- Passage extrait
————————
Le droit applicable au retrait de plaidoyer de culpabilité

R. c. J.C., 2022 QCCQ 9407



[22]        Pour être valide, un plaidoyer de culpabilité doit être libre, volontaire, non équivoque et éclairé[1].

1.            Le caractère volontaire d’un plaidoyer

[23]        Comme l’indique le juge Jean-François Buffoni dans la décision R. c. Ghazi[2] :

[73]      Un plaidoyer est volontaire s’il procède d’une décision consciente de l’accusé de plaider coupable pour des raisons qu’il juge appropriées. Que la décision de l’accusé de plaider coupable ait été judicieuse, rationnelle ou dans son meilleur intérêt est sans pertinence à cet égard.

[74]      Pour qu’un plaidoyer soit considéré volontaire, l’accusé doit avoir des capacités cognitives minimales, équivalentes à celles requises pour être jugé apte à subir son procès. En vertu de ce critère, l’accusé doit être en mesure de comprendre le processus, de communiquer avec son procureur et de faire un choix conscient.

[75]      Un plaidoyer de culpabilité enregistré par un accusé en salle d’audience, alors qu’il est représenté par avocat, est présumé volontaire. Cette présomption peut toutefois être repoussée par une preuve contraire.

[76]      Il peut s’agir, par exemple, d’une preuve établissant que l’état mental ou émotionnel dans lequel se trouvait l’accusé au moment de plaider coupable était tel que celui-ci était incapable de faire un choix conscient. Il pourrait aussi s’agir d’une preuve démontrant que l’accusé a été forcé par son procureur à plaider coupable. En effet, un plaidoyer ne peut être considéré volontaire s’il est le fruit de la contrainte, de menaces, d’intimidation ou de toute autre incitation inappropriée à plaider coupable.
————————
Extraits d'un jeu d'annotations de mise en page:
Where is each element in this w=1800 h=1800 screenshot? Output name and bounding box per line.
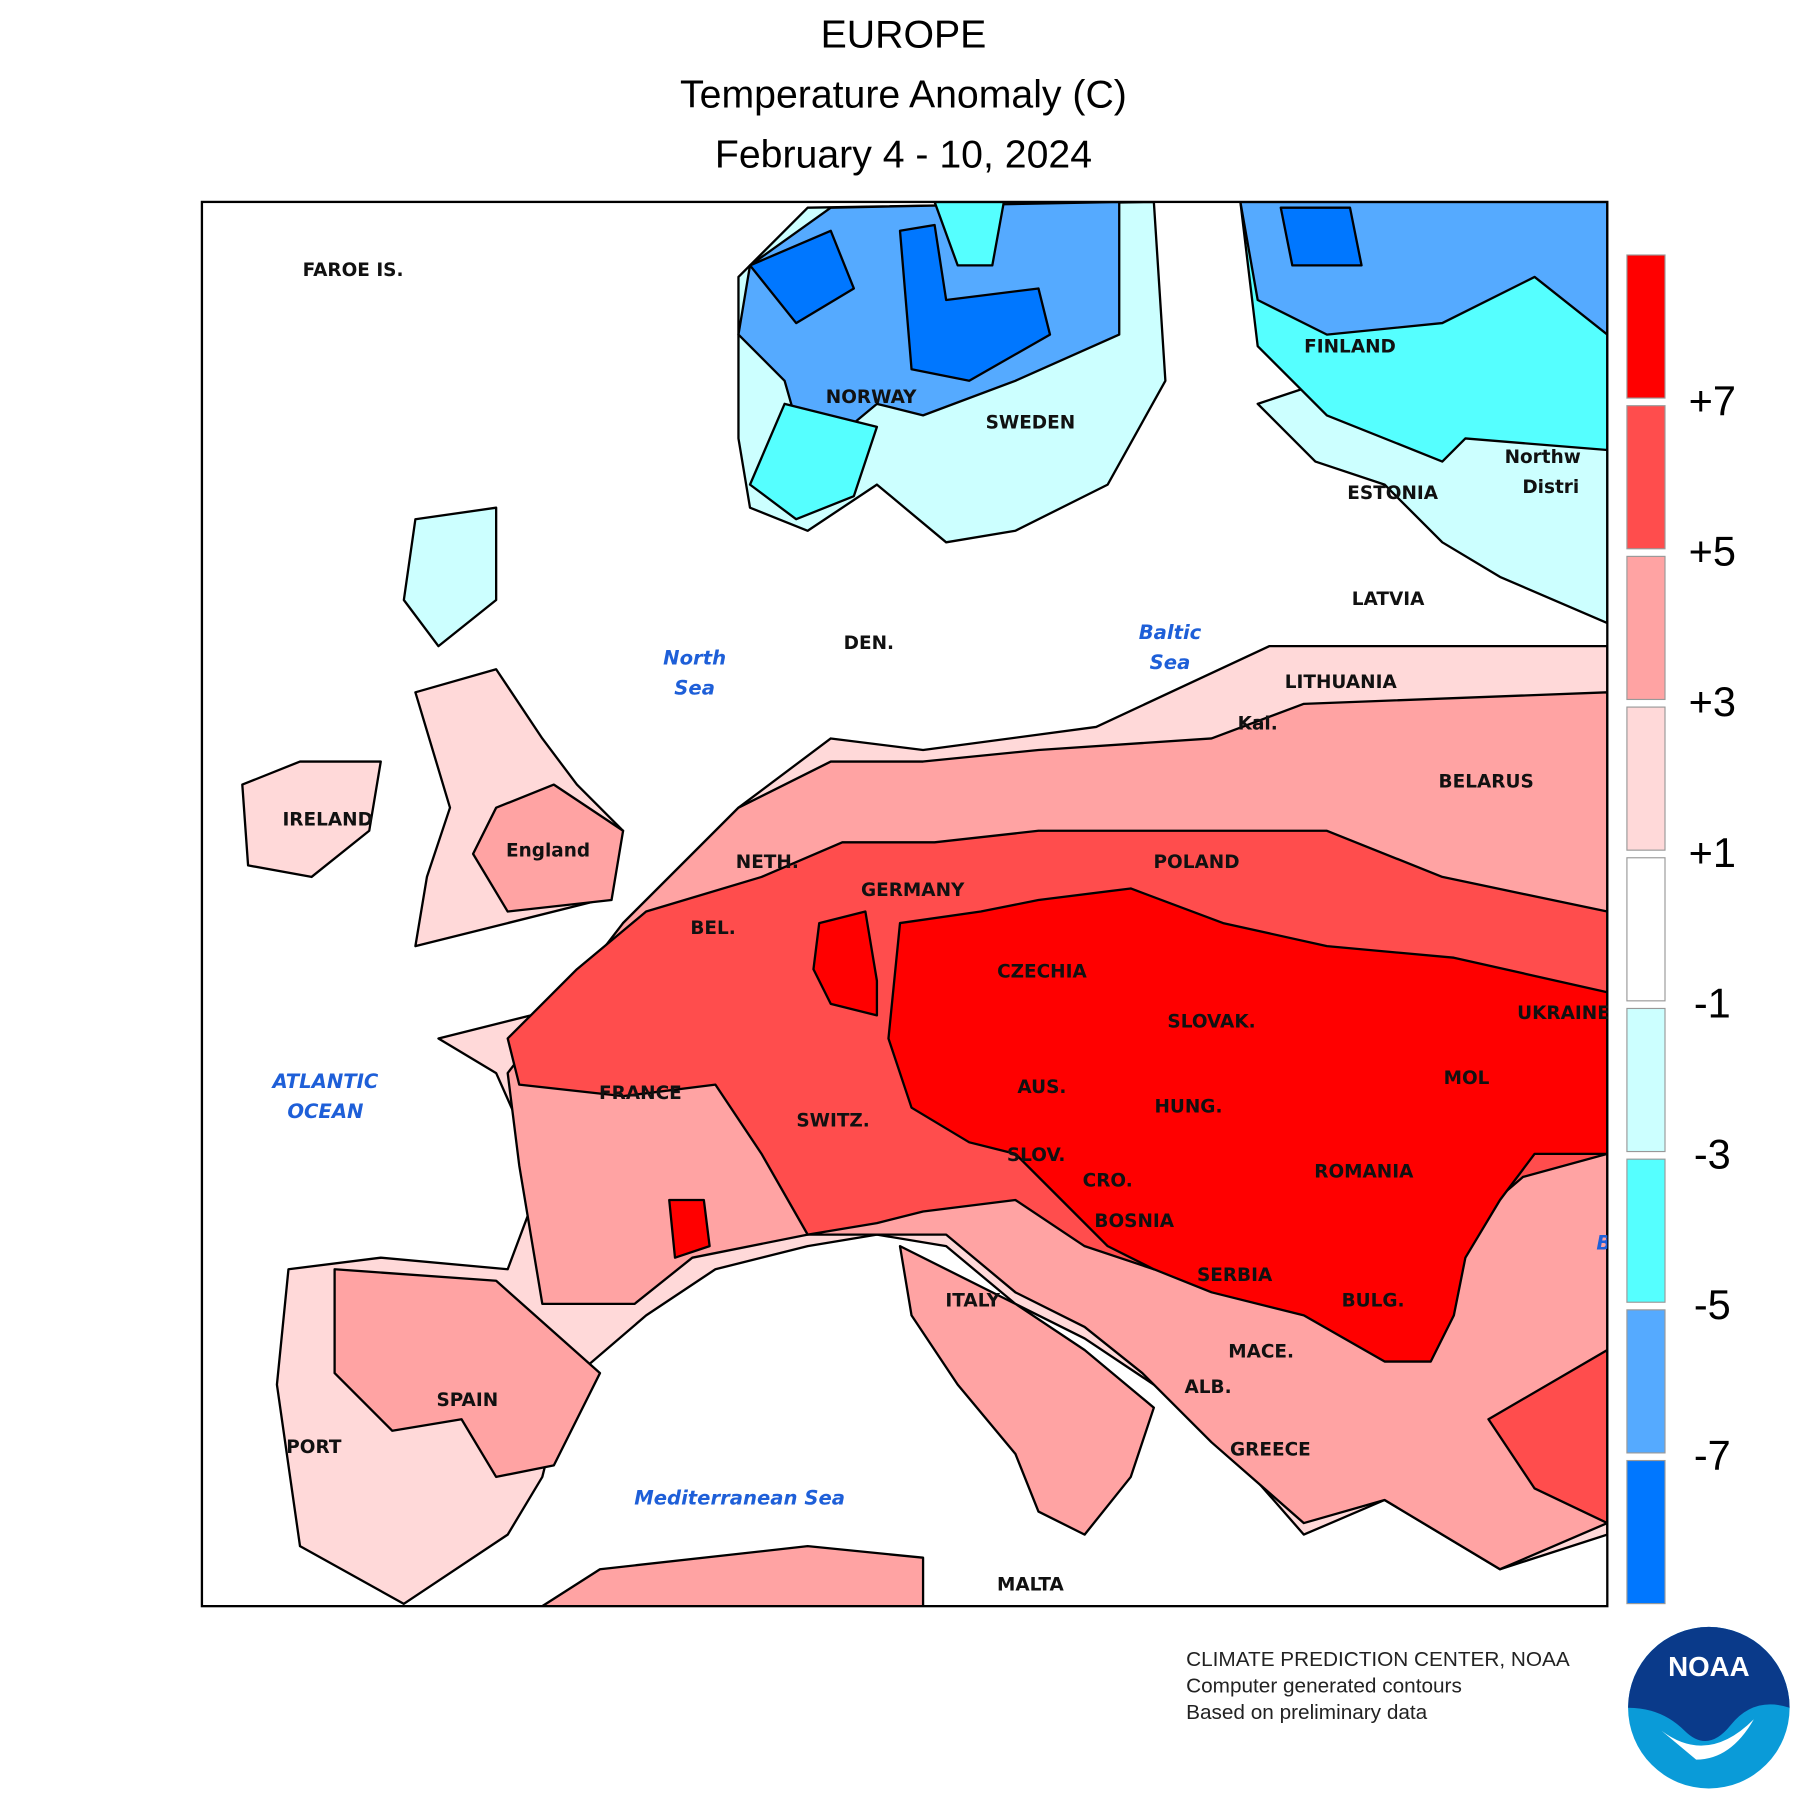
sea-label: B	[1596, 1231, 1611, 1254]
country-label: UKRAINE	[1517, 1003, 1610, 1024]
legend-label: +5	[1689, 528, 1736, 575]
period: February 4 - 10, 2024	[715, 132, 1092, 176]
country-label: FRANCE	[599, 1083, 682, 1104]
credit-line: CLIMATE PREDICTION CENTER, NOAA	[1186, 1648, 1570, 1671]
country-label: England	[506, 841, 590, 862]
contour-region	[748, 402, 879, 521]
legend-label: +3	[1689, 678, 1736, 725]
contour-region	[887, 887, 1608, 1363]
country-label: SWITZ.	[796, 1111, 870, 1132]
contour-region	[402, 506, 498, 648]
contour-region	[933, 201, 1005, 267]
contour-region	[333, 1268, 602, 1479]
country-label: HUNG.	[1154, 1097, 1222, 1118]
legend-label: +1	[1689, 829, 1736, 876]
country-label: BELARUS	[1439, 771, 1534, 792]
logo-bird	[1661, 1719, 1754, 1760]
country-label: ROMANIA	[1314, 1161, 1414, 1182]
country-label: LITHUANIA	[1285, 672, 1398, 693]
country-label: MACE.	[1228, 1341, 1294, 1362]
country-label: FINLAND	[1304, 336, 1396, 357]
country-label: CZECHIA	[997, 962, 1087, 983]
country-label: SPAIN	[436, 1390, 498, 1411]
contour-region	[812, 910, 879, 1017]
country-label: SWEDEN	[986, 412, 1076, 433]
sea-label: Sea	[1150, 651, 1191, 674]
legend-swatch	[1626, 254, 1666, 399]
legend-label: -7	[1694, 1432, 1731, 1479]
legend-label: +7	[1689, 377, 1736, 424]
country-label: NORWAY	[826, 387, 917, 408]
country-label: GERMANY	[861, 880, 965, 901]
noaa-logo: NOAA	[1628, 1626, 1790, 1789]
country-label: Northw	[1505, 447, 1581, 468]
logo-top	[1628, 1626, 1790, 1742]
sea-label: ATLANTIC	[270, 1070, 378, 1093]
legend-swatch	[1626, 405, 1666, 550]
country-label: PORT	[286, 1437, 342, 1458]
country-label: BULG.	[1342, 1291, 1405, 1312]
country-label: SLOV.	[1007, 1145, 1066, 1166]
country-label: LATVIA	[1352, 589, 1425, 610]
country-label: MOL	[1444, 1068, 1490, 1089]
legend-label: -1	[1694, 980, 1731, 1027]
sea-label: Sea	[674, 676, 715, 699]
contour-region	[748, 229, 855, 325]
country-label: SERBIA	[1197, 1265, 1273, 1286]
legend-swatch	[1626, 1007, 1666, 1153]
country-label: MALTA	[997, 1574, 1065, 1595]
country-label: NETH.	[736, 852, 799, 873]
legend-swatch	[1626, 1459, 1666, 1605]
contour-region	[1279, 206, 1363, 267]
country-label: FAROE IS.	[303, 260, 404, 281]
credit-line: Based on preliminary data	[1186, 1701, 1428, 1724]
contour-region	[241, 760, 382, 879]
map-frame	[200, 200, 1609, 1608]
country-label: ESTONIA	[1347, 483, 1438, 504]
country-label: Kal.	[1238, 714, 1278, 735]
country-label: AUS.	[1017, 1077, 1066, 1098]
credits: CLIMATE PREDICTION CENTER, NOAA Computer …	[1186, 1648, 1570, 1724]
legend-label: -5	[1694, 1281, 1731, 1328]
country-label: DEN.	[844, 633, 894, 654]
contour-region	[541, 1544, 925, 1607]
legend-swatch	[1626, 857, 1666, 1002]
sea-label: North	[663, 646, 726, 669]
subtitle: Temperature Anomaly (C)	[680, 72, 1127, 116]
map-labels: FAROE IS. NORWAY SWEDEN FINLAND ESTONIA LATVI…	[270, 260, 1611, 1595]
legend-swatch	[1626, 555, 1666, 701]
logo-text: NOAA	[1668, 1651, 1750, 1682]
legend-swatch	[1626, 1309, 1666, 1454]
country-label: BOSNIA	[1094, 1211, 1174, 1232]
country-label: Distri	[1522, 477, 1579, 498]
country-label: BEL.	[690, 918, 735, 939]
map-contours	[241, 201, 1608, 1607]
country-label: IRELAND	[282, 809, 372, 830]
credit-line: Computer generated contours	[1186, 1674, 1462, 1697]
legend-swatch	[1626, 1158, 1666, 1303]
contour-region	[898, 223, 1052, 382]
country-label: ITALY	[945, 1291, 1000, 1312]
contour-region	[668, 1198, 711, 1259]
title: EUROPE	[821, 12, 987, 56]
sea-label: Mediterranean Sea	[634, 1486, 845, 1509]
legend: +7 +5 +3 +1 -1 -3 -5 -7	[1626, 254, 1736, 1605]
country-label: POLAND	[1154, 852, 1240, 873]
sea-label: Baltic	[1139, 621, 1202, 644]
legend-swatch	[1626, 706, 1666, 851]
country-label: ALB.	[1185, 1377, 1232, 1398]
country-label: SLOVAK.	[1167, 1011, 1255, 1032]
contour-region	[1487, 1348, 1608, 1525]
sea-label: OCEAN	[287, 1100, 363, 1123]
contour-region	[471, 783, 625, 913]
country-label: GREECE	[1230, 1439, 1311, 1460]
contour-region	[898, 1244, 1155, 1536]
legend-label: -3	[1694, 1130, 1731, 1177]
country-label: CRO.	[1083, 1171, 1133, 1192]
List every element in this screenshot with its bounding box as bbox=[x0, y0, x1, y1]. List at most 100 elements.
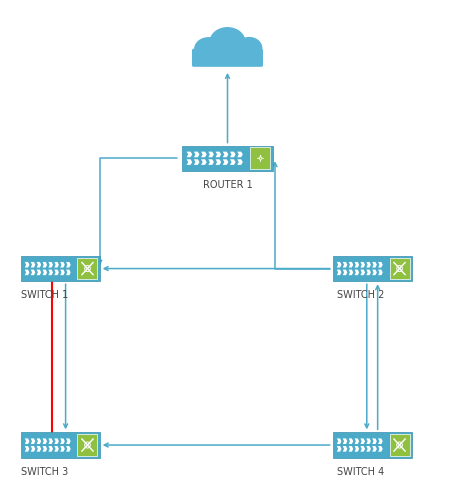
Ellipse shape bbox=[206, 46, 233, 65]
Polygon shape bbox=[378, 446, 383, 452]
Polygon shape bbox=[187, 152, 192, 157]
Polygon shape bbox=[343, 262, 347, 268]
Polygon shape bbox=[42, 262, 47, 268]
FancyBboxPatch shape bbox=[20, 432, 100, 458]
Ellipse shape bbox=[210, 28, 245, 56]
Polygon shape bbox=[54, 446, 59, 452]
FancyBboxPatch shape bbox=[389, 258, 410, 280]
FancyBboxPatch shape bbox=[77, 434, 97, 456]
Polygon shape bbox=[30, 270, 35, 275]
Text: ROUTER 1: ROUTER 1 bbox=[202, 180, 253, 190]
Polygon shape bbox=[208, 159, 214, 165]
Polygon shape bbox=[372, 438, 377, 444]
Polygon shape bbox=[372, 270, 377, 275]
FancyBboxPatch shape bbox=[250, 147, 270, 169]
Polygon shape bbox=[360, 270, 365, 275]
Polygon shape bbox=[187, 159, 192, 165]
Polygon shape bbox=[201, 152, 207, 157]
Polygon shape bbox=[54, 438, 59, 444]
Polygon shape bbox=[366, 446, 371, 452]
Polygon shape bbox=[36, 438, 41, 444]
Polygon shape bbox=[366, 262, 371, 268]
Polygon shape bbox=[230, 159, 236, 165]
Text: SWITCH 4: SWITCH 4 bbox=[337, 466, 384, 477]
Polygon shape bbox=[42, 270, 47, 275]
Polygon shape bbox=[354, 262, 359, 268]
FancyBboxPatch shape bbox=[333, 256, 412, 282]
Polygon shape bbox=[360, 262, 365, 268]
Polygon shape bbox=[194, 159, 199, 165]
Polygon shape bbox=[337, 438, 341, 444]
Polygon shape bbox=[349, 446, 353, 452]
Polygon shape bbox=[354, 270, 359, 275]
FancyBboxPatch shape bbox=[192, 49, 263, 66]
Polygon shape bbox=[48, 270, 53, 275]
Polygon shape bbox=[354, 446, 359, 452]
Polygon shape bbox=[360, 438, 365, 444]
Polygon shape bbox=[354, 438, 359, 444]
Polygon shape bbox=[66, 446, 71, 452]
Polygon shape bbox=[60, 438, 65, 444]
Polygon shape bbox=[201, 159, 207, 165]
Polygon shape bbox=[60, 270, 65, 275]
Ellipse shape bbox=[226, 45, 252, 65]
Polygon shape bbox=[230, 152, 236, 157]
Polygon shape bbox=[208, 152, 214, 157]
Text: SWITCH 3: SWITCH 3 bbox=[20, 466, 68, 477]
Polygon shape bbox=[223, 152, 228, 157]
Text: SWITCH 2: SWITCH 2 bbox=[337, 290, 384, 300]
Polygon shape bbox=[25, 446, 30, 452]
Polygon shape bbox=[54, 270, 59, 275]
Text: SWITCH 1: SWITCH 1 bbox=[20, 290, 68, 300]
Polygon shape bbox=[60, 446, 65, 452]
Polygon shape bbox=[30, 438, 35, 444]
Polygon shape bbox=[343, 438, 347, 444]
Polygon shape bbox=[237, 159, 243, 165]
Polygon shape bbox=[378, 438, 383, 444]
Ellipse shape bbox=[237, 37, 262, 58]
Polygon shape bbox=[237, 152, 243, 157]
Polygon shape bbox=[349, 270, 353, 275]
Polygon shape bbox=[337, 446, 341, 452]
Polygon shape bbox=[66, 262, 71, 268]
Polygon shape bbox=[378, 270, 383, 275]
FancyBboxPatch shape bbox=[333, 432, 412, 458]
Polygon shape bbox=[194, 152, 199, 157]
FancyBboxPatch shape bbox=[389, 434, 410, 456]
Polygon shape bbox=[48, 438, 53, 444]
Polygon shape bbox=[372, 446, 377, 452]
Polygon shape bbox=[30, 446, 35, 452]
Polygon shape bbox=[25, 262, 30, 268]
Polygon shape bbox=[366, 270, 371, 275]
Polygon shape bbox=[343, 270, 347, 275]
Polygon shape bbox=[349, 438, 353, 444]
Polygon shape bbox=[60, 262, 65, 268]
Polygon shape bbox=[66, 270, 71, 275]
Polygon shape bbox=[372, 262, 377, 268]
Ellipse shape bbox=[195, 38, 222, 60]
Polygon shape bbox=[223, 159, 228, 165]
Polygon shape bbox=[30, 262, 35, 268]
Polygon shape bbox=[25, 270, 30, 275]
Polygon shape bbox=[360, 446, 365, 452]
Polygon shape bbox=[48, 446, 53, 452]
Polygon shape bbox=[349, 262, 353, 268]
FancyBboxPatch shape bbox=[182, 145, 273, 171]
Polygon shape bbox=[337, 262, 341, 268]
Polygon shape bbox=[42, 438, 47, 444]
Polygon shape bbox=[216, 152, 221, 157]
Polygon shape bbox=[378, 262, 383, 268]
Polygon shape bbox=[66, 438, 71, 444]
FancyBboxPatch shape bbox=[77, 258, 97, 280]
Polygon shape bbox=[48, 262, 53, 268]
Polygon shape bbox=[366, 438, 371, 444]
Polygon shape bbox=[36, 262, 41, 268]
Polygon shape bbox=[36, 270, 41, 275]
FancyBboxPatch shape bbox=[20, 256, 100, 282]
Polygon shape bbox=[343, 446, 347, 452]
Polygon shape bbox=[25, 438, 30, 444]
Polygon shape bbox=[36, 446, 41, 452]
Polygon shape bbox=[216, 159, 221, 165]
Polygon shape bbox=[54, 262, 59, 268]
Polygon shape bbox=[337, 270, 341, 275]
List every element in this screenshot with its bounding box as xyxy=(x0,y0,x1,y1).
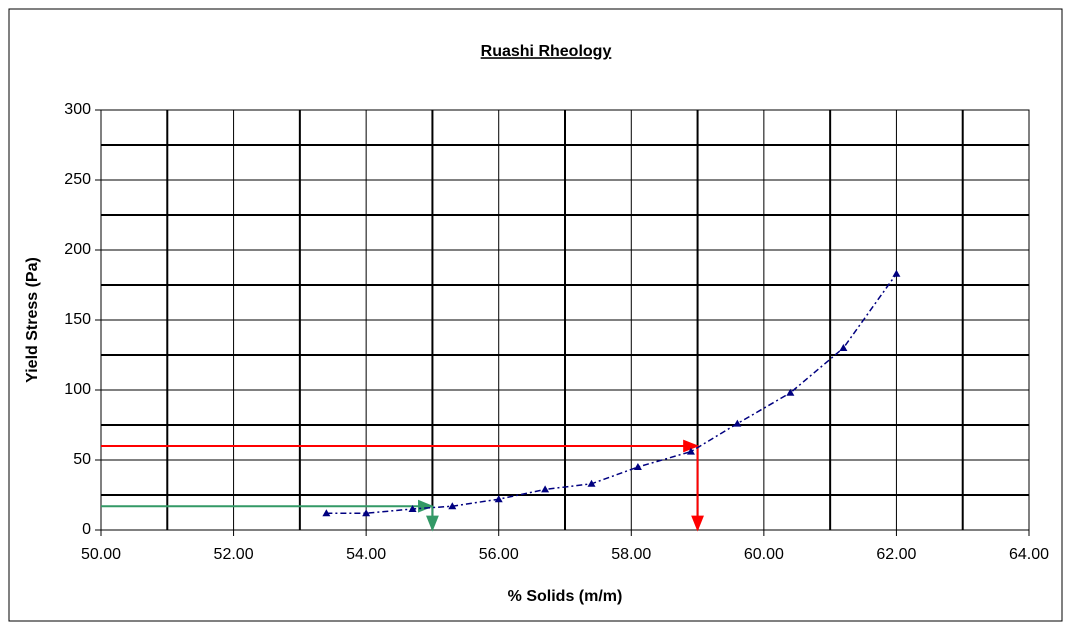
y-tick-label: 0 xyxy=(82,521,91,538)
x-tick-label: 54.00 xyxy=(346,546,386,563)
data-point xyxy=(633,463,642,470)
data-point xyxy=(686,447,695,455)
data-point xyxy=(892,269,901,277)
x-axis-label: % Solids (m/m) xyxy=(508,588,623,605)
x-tick-label: 62.00 xyxy=(876,546,916,563)
data-point xyxy=(494,495,503,503)
chart-title: Ruashi Rheology xyxy=(481,43,612,60)
x-tick-label: 60.00 xyxy=(744,546,784,563)
data-point xyxy=(448,502,457,510)
x-tick-label: 52.00 xyxy=(214,546,254,563)
x-tick-label: 58.00 xyxy=(611,546,651,563)
y-tick-label: 200 xyxy=(64,241,91,258)
data-point xyxy=(839,344,848,351)
data-point xyxy=(733,419,742,427)
data-point xyxy=(587,479,596,487)
y-tick-label: 50 xyxy=(73,451,91,468)
y-tick-label: 300 xyxy=(64,101,91,118)
x-tick-label: 50.00 xyxy=(81,546,121,563)
y-tick-label: 150 xyxy=(64,311,91,328)
data-point xyxy=(322,509,331,517)
data-point xyxy=(408,505,417,512)
y-tick-label: 250 xyxy=(64,171,91,188)
y-tick-label: 100 xyxy=(64,381,91,398)
data-point xyxy=(541,485,550,493)
x-tick-label: 64.00 xyxy=(1009,546,1049,563)
chart-border xyxy=(8,8,1063,622)
y-axis-label: Yield Stress (Pa) xyxy=(24,257,41,383)
data-point xyxy=(786,388,795,396)
data-point xyxy=(362,509,371,517)
x-tick-label: 56.00 xyxy=(479,546,519,563)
————————
- Consigne 1
D'après le passage extrait, pourquoi une preuve montrant que l'accusé a été forcé par son procureur à plaider coupable peut-elle repousser la présomption de caractère volontaire ? Répondez en une à trois phrases.
- Consigne 2
Selon le passage extrait, quelles sont les qualités que doit avoir un plaidoyer de culpabilité pour être valide ? Énumérez-les toutes.
Appuyez-vous seulement sur le passage extrait.

- Réponse complète 1
Un plaidoyer ne peut être considéré volontaire s'il est le fruit de la contrainte, de menaces, d'intimidation ou de toute autre incitation inappropriée à plaider coupable. Une preuve que l'accusé a été forcé par son procureur démontre justement une telle contrainte.

- Réponse complète 2
Le plaidoyer doit être :
- libre
- volontaire
- non équivoque
- éclairé